— BEGIN —

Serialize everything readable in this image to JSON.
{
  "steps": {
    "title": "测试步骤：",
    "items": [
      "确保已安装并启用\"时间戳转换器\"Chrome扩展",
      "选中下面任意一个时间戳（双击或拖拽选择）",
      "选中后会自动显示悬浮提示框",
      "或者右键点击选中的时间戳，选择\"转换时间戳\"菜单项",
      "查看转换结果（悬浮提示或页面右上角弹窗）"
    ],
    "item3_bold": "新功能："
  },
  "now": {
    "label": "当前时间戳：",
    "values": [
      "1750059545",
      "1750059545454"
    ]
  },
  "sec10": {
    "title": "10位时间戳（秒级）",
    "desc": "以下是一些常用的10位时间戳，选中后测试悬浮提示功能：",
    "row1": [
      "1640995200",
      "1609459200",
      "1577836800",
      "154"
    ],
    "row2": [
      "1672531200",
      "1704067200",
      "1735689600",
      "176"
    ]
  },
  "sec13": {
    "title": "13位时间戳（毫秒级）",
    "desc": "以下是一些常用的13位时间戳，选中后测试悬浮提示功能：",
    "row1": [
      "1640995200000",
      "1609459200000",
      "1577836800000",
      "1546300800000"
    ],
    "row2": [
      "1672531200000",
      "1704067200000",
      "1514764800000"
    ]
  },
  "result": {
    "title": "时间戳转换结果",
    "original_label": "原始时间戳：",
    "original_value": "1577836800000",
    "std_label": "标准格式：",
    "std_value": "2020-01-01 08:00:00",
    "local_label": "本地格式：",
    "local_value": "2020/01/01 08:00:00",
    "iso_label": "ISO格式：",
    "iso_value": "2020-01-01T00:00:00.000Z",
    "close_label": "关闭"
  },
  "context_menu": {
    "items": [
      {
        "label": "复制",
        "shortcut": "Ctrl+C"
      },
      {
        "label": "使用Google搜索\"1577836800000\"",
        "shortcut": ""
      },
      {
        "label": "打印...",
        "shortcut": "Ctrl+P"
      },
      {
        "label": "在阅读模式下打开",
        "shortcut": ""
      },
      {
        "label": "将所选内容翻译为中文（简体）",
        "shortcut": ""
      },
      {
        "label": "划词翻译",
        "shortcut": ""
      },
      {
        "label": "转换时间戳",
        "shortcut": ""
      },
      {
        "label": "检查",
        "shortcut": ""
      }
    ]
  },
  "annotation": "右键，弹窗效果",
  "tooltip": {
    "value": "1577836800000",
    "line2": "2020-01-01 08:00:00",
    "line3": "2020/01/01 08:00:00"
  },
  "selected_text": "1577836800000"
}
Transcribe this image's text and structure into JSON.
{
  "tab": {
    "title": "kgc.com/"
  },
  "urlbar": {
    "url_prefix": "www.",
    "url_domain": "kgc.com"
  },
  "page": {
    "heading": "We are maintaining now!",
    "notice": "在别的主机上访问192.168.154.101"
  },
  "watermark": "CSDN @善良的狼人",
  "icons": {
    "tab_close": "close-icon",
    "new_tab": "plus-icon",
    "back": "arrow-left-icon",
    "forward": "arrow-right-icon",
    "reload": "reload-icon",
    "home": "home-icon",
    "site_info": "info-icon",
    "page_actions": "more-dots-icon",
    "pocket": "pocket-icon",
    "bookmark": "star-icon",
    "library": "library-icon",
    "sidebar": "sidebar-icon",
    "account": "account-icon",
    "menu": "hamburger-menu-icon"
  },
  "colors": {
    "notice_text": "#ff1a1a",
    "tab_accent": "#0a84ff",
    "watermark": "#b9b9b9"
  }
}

— END —

Return each line of the records above exactly as it reads.

Serialize everything readable in this image to JSON.
{
  "steps": {
    "title": "测试步骤：",
    "items": [
      "确保已安装并启用\"时间戳转换器\"Chrome扩展",
      "选中下面任意一个时间戳（双击或拖拽选择）",
      "选中后会自动显示悬浮提示框",
      "或者右键点击选中的时间戳，选择\"转换时间戳\"菜单项",
      "查看转换结果（悬浮提示或页面右上角弹窗）"
    ],
    "item3_bold": "新功能："
  },
  "now": {
    "label": "当前时间戳：",
    "values": [
      "1750059545",
      "1750059545454"
    ]
  },
  "sec10": {
    "title": "10位时间戳（秒级）",
    "desc": "以下是一些常用的10位时间戳，选中后测试悬浮提示功能：",
    "row1": [
      "1640995200",
      "1609459200",
      "1577836800",
      "154"
    ],
    "row2": [
      "1672531200",
      "1704067200",
      "1735689600",
      "176"
    ]
  },
  "sec13": {
    "title": "13位时间戳（毫秒级）",
    "desc": "以下是一些常用的13位时间戳，选中后测试悬浮提示功能：",
    "row1": [
      "1640995200000",
      "1609459200000",
      "1577836800000",
      "1546300800000"
    ],
    "row2": [
      "1672531200000",
      "1704067200000",
      "1514764800000"
    ]
  },
  "result": {
    "title": "时间戳转换结果",
    "original_label": "原始时间戳：",
    "original_value": "1577836800000",
    "std_label": "标准格式：",
    "std_value": "2020-01-01 08:00:00",
    "local_label": "本地格式：",
    "local_value": "2020/01/01 08:00:00",
    "iso_label": "ISO格式：",
    "iso_value": "2020-01-01T00:00:00.000Z",
    "close_label": "关闭"
  },
  "context_menu": {
    "items": [
      {
        "label": "复制",
        "shortcut": "Ctrl+C"
      },
      {
        "label": "使用Google搜索\"1577836800000\"",
        "shortcut": ""
      },
      {
        "label": "打印...",
        "shortcut": "Ctrl+P"
      },
      {
        "label": "在阅读模式下打开",
        "shortcut": ""
      },
      {
        "label": "将所选内容翻译为中文（简体）",
        "shortcut": ""
      },
      {
        "label": "划词翻译",
        "shortcut": ""
      },
      {
        "label": "转换时间戳",
        "shortcut": ""
      },
      {
        "label": "检查",
        "shortcut": ""
      }
    ]
  },
  "annotation": "右键，弹窗效果",
  "tooltip": {
    "value": "1577836800000",
    "line2": "2020-01-01 08:00:00",
    "line3": "2020/01/01 08:00:00"
  },
  "selected_text": "1577836800000"
}
Transcribe this image's text and structure into JSON.
{
  "tab": {
    "title": "kgc.com/"
  },
  "urlbar": {
    "url_prefix": "www.",
    "url_domain": "kgc.com"
  },
  "page": {
    "heading": "We are maintaining now!",
    "notice": "在别的主机上访问192.168.154.101"
  },
  "watermark": "CSDN @善良的狼人",
  "icons": {
    "tab_close": "close-icon",
    "new_tab": "plus-icon",
    "back": "arrow-left-icon",
    "forward": "arrow-right-icon",
    "reload": "reload-icon",
    "home": "home-icon",
    "site_info": "info-icon",
    "page_actions": "more-dots-icon",
    "pocket": "pocket-icon",
    "bookmark": "star-icon",
    "library": "library-icon",
    "sidebar": "sidebar-icon",
    "account": "account-icon",
    "menu": "hamburger-menu-icon"
  },
  "colors": {
    "notice_text": "#ff1a1a",
    "tab_accent": "#0a84ff",
    "watermark": "#b9b9b9"
  }
}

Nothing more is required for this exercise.